**Description of the task**.
Below are the records; copy each line in which "ccciij" occurs.

(Document page entries with text)

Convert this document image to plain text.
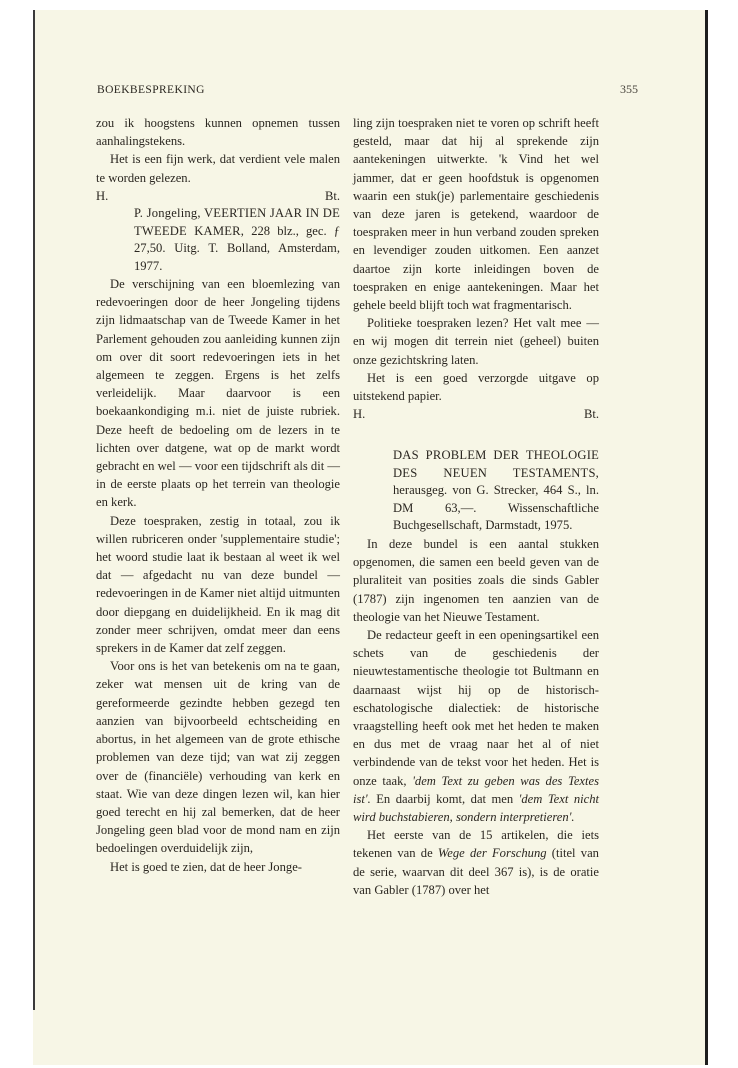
BOEKBESPREKING	355

zou ik hoogstens kunnen opnemen tussen aanhalingstekens.

Het is een fijn werk, dat verdient vele malen te worden gelezen.

H.	Bt.

P. Jongeling, VEERTIEN JAAR IN DE TWEEDE KAMER, 228 blz., gec. ƒ 27,50. Uitg. T. Bolland, Amsterdam, 1977.

De verschijning van een bloemlezing van redevoeringen door de heer Jongeling tijdens zijn lidmaatschap van de Tweede Kamer in het Parlement gehouden zou aanleiding kunnen zijn om over dit soort redevoeringen iets in het algemeen te zeggen. Ergens is het zelfs verleidelijk. Maar daarvoor is een boekaankondiging m.i. niet de juiste rubriek. Deze heeft de bedoeling om de lezers in te lichten over datgene, wat op de markt wordt gebracht en wel — voor een tijdschrift als dit — in de eerste plaats op het terrein van theologie en kerk.

Deze toespraken, zestig in totaal, zou ik willen rubriceren onder 'supplementaire studie'; het woord studie laat ik bestaan al weet ik wel dat — afgedacht nu van deze bundel — redevoeringen in de Kamer niet altijd uitmunten door diepgang en duidelijkheid. En ik mag dit zonder meer schrijven, omdat meer dan eens sprekers in de Kamer dat zelf zeggen.

Voor ons is het van betekenis om na te gaan, zeker wat mensen uit de kring van de gereformeerde gezindte hebben gezegd ten aanzien van bijvoorbeeld echtscheiding en abortus, in het algemeen van de grote ethische problemen van deze tijd; van wat zij zeggen over de (financiële) verhouding van kerk en staat. Wie van deze dingen lezen wil, kan hier goed terecht en hij zal bemerken, dat de heer Jongeling geen blad voor de mond nam en zijn bedoelingen overduidelijk zijn,

Het is goed te zien, dat de heer Jonge-

ling zijn toespraken niet te voren op schrift heeft gesteld, maar dat hij al sprekende zijn aantekeningen uitwerkte. 'k Vind het wel jammer, dat er geen hoofdstuk is opgenomen waarin een stuk(je) parlementaire geschiedenis van deze jaren is getekend, waardoor de toespraken meer in hun verband zouden spreken en levendiger zouden uitkomen. Een aanzet daartoe zijn korte inleidingen boven de toespraken en enige aantekeningen. Maar het gehele beeld blijft toch wat fragmentarisch.

Politieke toespraken lezen? Het valt mee — en wij mogen dit terrein niet (geheel) buiten onze gezichtskring laten.

Het is een goed verzorgde uitgave op uitstekend papier.

H.	Bt.

DAS PROBLEM DER THEOLOGIE DES NEUEN TESTAMENTS, herausgeg. von G. Strecker, 464 S., ln. DM 63,—. Wissenschaftliche Buchgesellschaft, Darmstadt, 1975.

In deze bundel is een aantal stukken opgenomen, die samen een beeld geven van de pluraliteit van posities zoals die sinds Gabler (1787) zijn ingenomen ten aanzien van de theologie van het Nieuwe Testament.

De redacteur geeft in een openingsartikel een schets van de geschiedenis der nieuwtestamentische theologie tot Bultmann en daarnaast wijst hij op de historisch-eschatologische dialectiek: de historische vraagstelling heeft ook met het heden te maken en dus met de vraag naar het al of niet verbindende van de tekst voor het heden. Het is onze taak, 'dem Text zu geben was des Textes ist'. En daarbij komt, dat men 'dem Text nicht wird buchstabieren, sondern interpretieren'.

Het eerste van de 15 artikelen, die iets tekenen van de Wege der Forschung (titel van de serie, waarvan dit deel 367 is), is de oratie van Gabler (1787) over het
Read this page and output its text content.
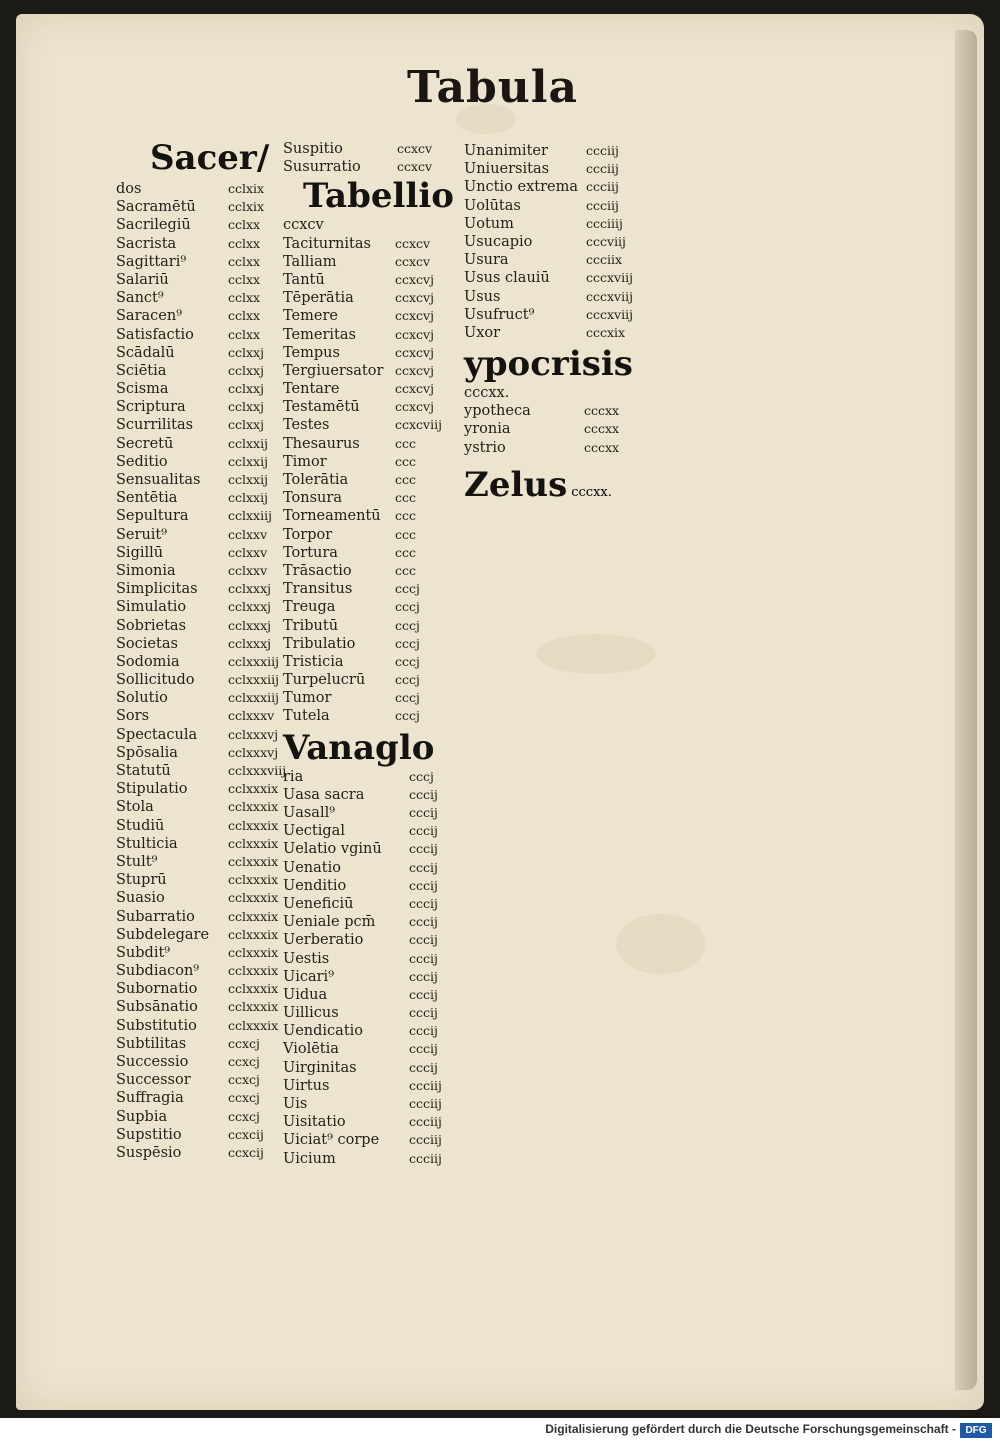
Tabula
Sacer/
dos	cclxix
Sacramētū	cclxix
Sacrilegiū	cclxx
Sacrista	cclxx
Sagittari⁹	cclxx
Salariū	cclxx
Sanct⁹	cclxx
Saracen⁹	cclxx
Satisfactio	cclxx
Scādalū	cclxxj
Sciētia	cclxxj
Scisma	cclxxj
Scriptura	cclxxj
Scurrilitas	cclxxj
Secretū	cclxxij
Seditio	cclxxij
Sensualitas cclxxij
Sentētia	cclxxij
Sepultura	cclxxiij
Seruit⁹	cclxxv
Sigillū	cclxxv
Simonia	cclxxv
Simplicitas cclxxxj
Simulatio	cclxxxj
Sobrietas	cclxxxj
Societas	cclxxxj
Sodomia	cclxxxiij
Sollicitudo	cclxxxiij
Solutio	cclxxxiij
Sors	cclxxxv
Spectacula cclxxxvj
Spōsalia	cclxxxvj
Statutū	cclxxxviij
Stipulatio	cclxxxix
Stola	cclxxxix
Studiū	cclxxxix
Stulticia	cclxxxix
Stult⁹	cclxxxix
Stuprū	cclxxxix
Suasio	cclxxxix
Subarratio	cclxxxix
Subdelegare cclxxxix
Subdit⁹	cclxxxix
Subdiacon⁹ cclxxxix
Subornatio cclxxxix
Subsānatio cclxxxix
Substitutio cclxxxix
Subtilitas	ccxcj
Successio	ccxcj
Successor	ccxcj
Suffragia	ccxcj
Supbia	ccxcj
Supstitio	ccxcij
Suspēsio	ccxcij
Suspitio	ccxcv
Susurratio	ccxcv
Tabellio
ccxcv
Taciturnitas ccxcv
Talliam	ccxcv
Tantū	ccxcvj
Tēperātia	ccxcvj
Temere	ccxcvj
Temeritas	ccxcvj
Tempus	ccxcvj
Tergiuersator ccxcvj
Tentare	ccxcvj
Testamētū	ccxcvj
Testes	ccxcviij
Thesaurus	ccc
Timor	ccc
Tolerātia	ccc
Tonsura	ccc
Torneamentū ccc
Torpor	ccc
Tortura	ccc
Trāsactio	ccc
Transitus	cccj
Treuga	cccj
Tributū	cccj
Tribulatio	cccj
Tristicia	cccj
Turpelucrū cccj
Tumor	cccj
Tutela	cccj
Vanaglo
ria	cccj
Uasa sacra	cccij
Uasall⁹	cccij
Uectigal	cccij
Uelatio vginū cccij
Uenatio	cccij
Uenditio	cccij
Ueneficiū	cccij
Ueniale pcm̄	cccij
Uerberatio	cccij
Uestis	cccij
Uicari⁹	cccij
Uidua	cccij
Uillicus	cccij
Uendicatio	cccij
Violētia	cccij
Uirginitas	cccij
Uirtus	ccciij
Uis	ccciij
Uisitatio	ccciij
Uiciat⁹ corpe ccciij
Uicium	ccciij
Unanimiter	ccciij
Uniuersitas	ccciij
Unctio extrema ccciij
Uolūtas	ccciij
Uotum	ccciiij
Usucapio	cccviij
Usura	ccciix
Usus clauiū	cccxviij
Usus	cccxviij
Usufruct⁹	cccxviij
Uxor	cccxix
ypocrisis
cccxx.
ypotheca	cccxx
yronia	cccxx
ystrio	cccxx
Zelus cccxx.
Digitalisierung gefördert durch die Deutsche Forschungsgemeinschaft - DFG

**Response area**.
Uirtus	ccciij
Uis	ccciij
Uisitatio	ccciij
Uiciat⁹ corpe ccciij
Uicium	ccciij
Unanimiter	ccciij
Uniuersitas	ccciij
Unctio extrema ccciij
Uolūtas	ccciij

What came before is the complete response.